Start DATA TO USE

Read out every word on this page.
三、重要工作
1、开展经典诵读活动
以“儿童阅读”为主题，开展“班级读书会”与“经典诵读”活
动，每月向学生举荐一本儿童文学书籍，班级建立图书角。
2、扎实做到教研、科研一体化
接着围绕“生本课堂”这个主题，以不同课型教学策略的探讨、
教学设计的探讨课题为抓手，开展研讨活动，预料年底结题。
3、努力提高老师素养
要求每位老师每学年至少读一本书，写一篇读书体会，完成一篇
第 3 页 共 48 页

End DATA TO USE
Start DATA TO USE

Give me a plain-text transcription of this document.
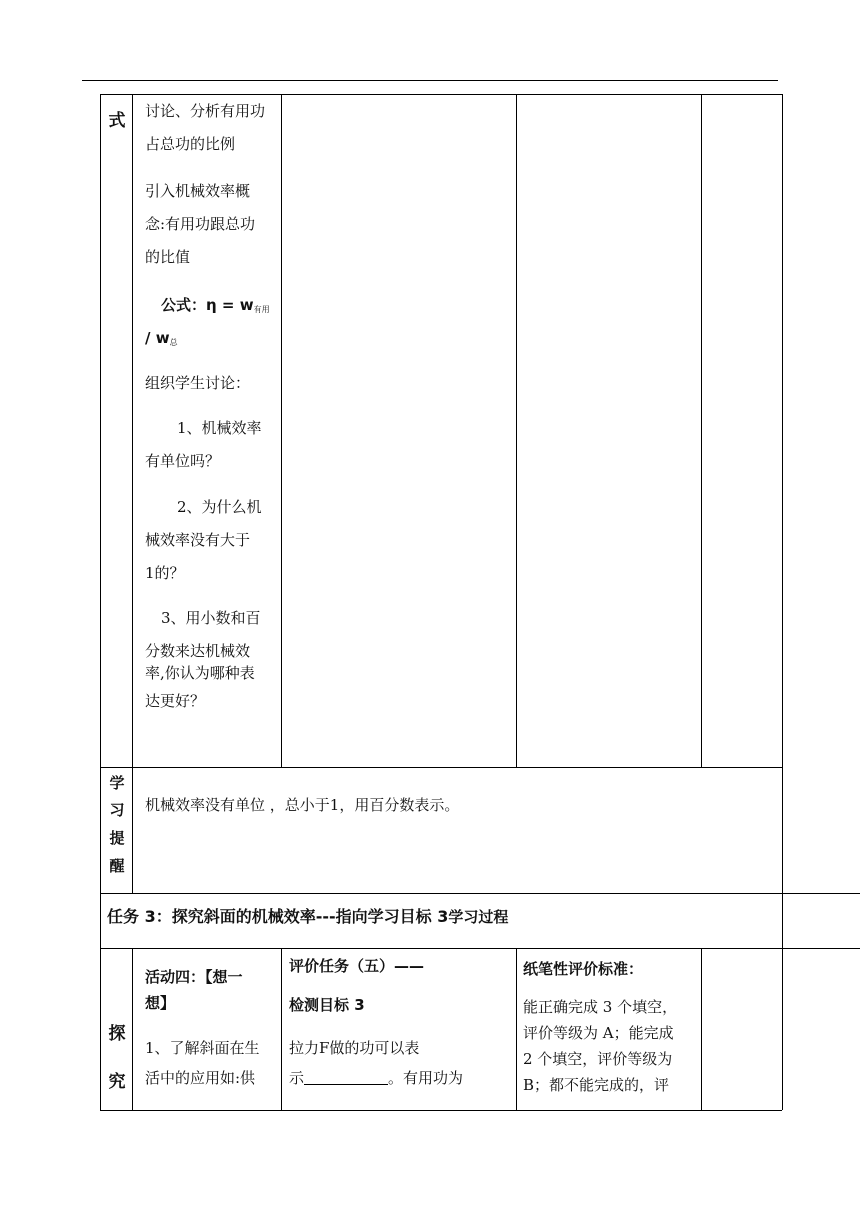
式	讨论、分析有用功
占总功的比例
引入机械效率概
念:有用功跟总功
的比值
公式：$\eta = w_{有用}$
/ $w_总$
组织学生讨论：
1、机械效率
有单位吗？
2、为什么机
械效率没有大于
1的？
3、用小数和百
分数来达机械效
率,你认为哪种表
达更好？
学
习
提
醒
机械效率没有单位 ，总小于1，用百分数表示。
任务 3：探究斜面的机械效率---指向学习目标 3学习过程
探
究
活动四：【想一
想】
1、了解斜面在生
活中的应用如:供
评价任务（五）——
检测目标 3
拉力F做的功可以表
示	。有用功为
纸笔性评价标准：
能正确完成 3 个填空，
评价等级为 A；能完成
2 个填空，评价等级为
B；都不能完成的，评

End DATA TO USE
Start DATA TO USE

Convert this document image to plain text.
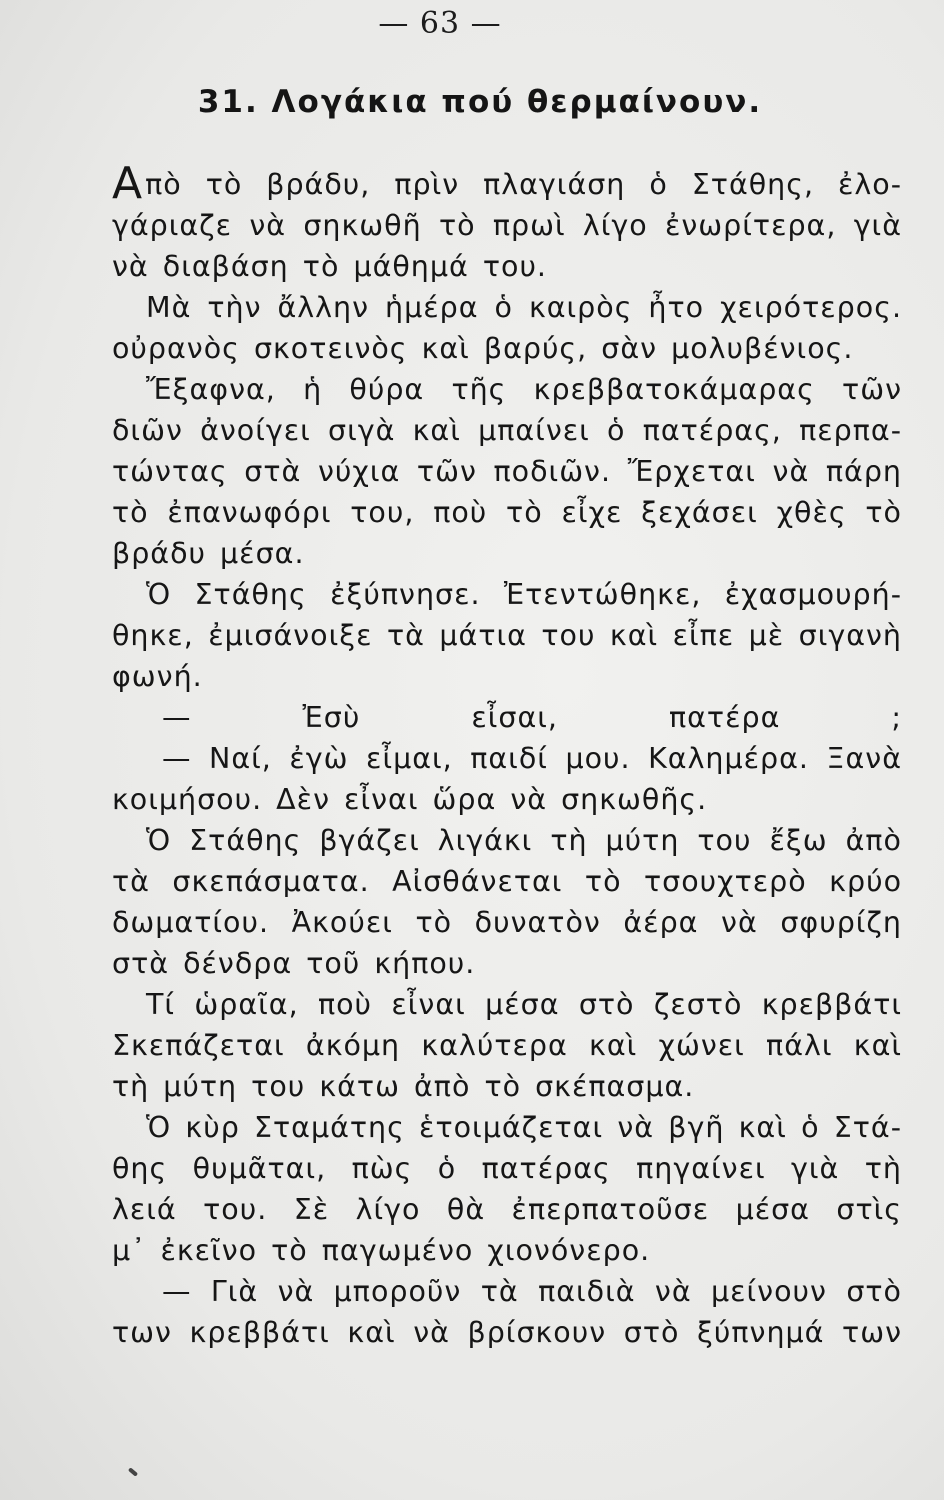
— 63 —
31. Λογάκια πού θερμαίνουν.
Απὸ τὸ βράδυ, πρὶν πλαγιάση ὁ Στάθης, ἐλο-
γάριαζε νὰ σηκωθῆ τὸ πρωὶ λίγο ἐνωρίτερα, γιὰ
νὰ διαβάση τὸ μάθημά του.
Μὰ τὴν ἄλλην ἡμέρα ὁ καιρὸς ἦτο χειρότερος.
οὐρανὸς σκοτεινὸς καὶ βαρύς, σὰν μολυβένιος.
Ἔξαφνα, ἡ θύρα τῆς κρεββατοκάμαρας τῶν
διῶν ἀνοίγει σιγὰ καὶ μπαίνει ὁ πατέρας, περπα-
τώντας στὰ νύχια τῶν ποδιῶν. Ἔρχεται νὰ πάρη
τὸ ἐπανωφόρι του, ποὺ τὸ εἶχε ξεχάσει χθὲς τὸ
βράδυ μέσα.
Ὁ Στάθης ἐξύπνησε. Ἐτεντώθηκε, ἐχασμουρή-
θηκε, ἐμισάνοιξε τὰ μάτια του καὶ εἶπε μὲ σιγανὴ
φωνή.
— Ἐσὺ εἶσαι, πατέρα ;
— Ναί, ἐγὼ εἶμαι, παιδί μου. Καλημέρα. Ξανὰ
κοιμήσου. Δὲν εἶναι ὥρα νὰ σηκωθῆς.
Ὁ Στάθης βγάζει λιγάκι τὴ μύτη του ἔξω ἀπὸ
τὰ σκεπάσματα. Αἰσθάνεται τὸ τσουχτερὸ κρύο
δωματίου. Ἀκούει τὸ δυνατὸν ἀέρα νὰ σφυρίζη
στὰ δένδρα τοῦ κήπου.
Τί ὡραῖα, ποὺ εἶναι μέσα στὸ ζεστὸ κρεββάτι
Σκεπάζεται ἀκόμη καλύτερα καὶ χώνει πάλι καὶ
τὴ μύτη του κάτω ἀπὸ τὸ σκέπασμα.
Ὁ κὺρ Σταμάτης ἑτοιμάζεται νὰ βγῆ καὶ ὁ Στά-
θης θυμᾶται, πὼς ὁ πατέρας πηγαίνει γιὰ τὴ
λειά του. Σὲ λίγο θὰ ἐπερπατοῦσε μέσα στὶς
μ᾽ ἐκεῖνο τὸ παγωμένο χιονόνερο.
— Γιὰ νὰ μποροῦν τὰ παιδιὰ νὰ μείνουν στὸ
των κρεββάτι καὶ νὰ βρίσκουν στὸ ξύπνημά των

End DATA TO USE

◆ WHAT TO PRODUCE:
Write out every line from the entries where "βράδυ" appears.

◆ WRITTEN SOLUTION:
Απὸ τὸ βράδυ, πρὶν πλαγιάση ὁ Στάθης, ἐλο-
βράδυ μέσα.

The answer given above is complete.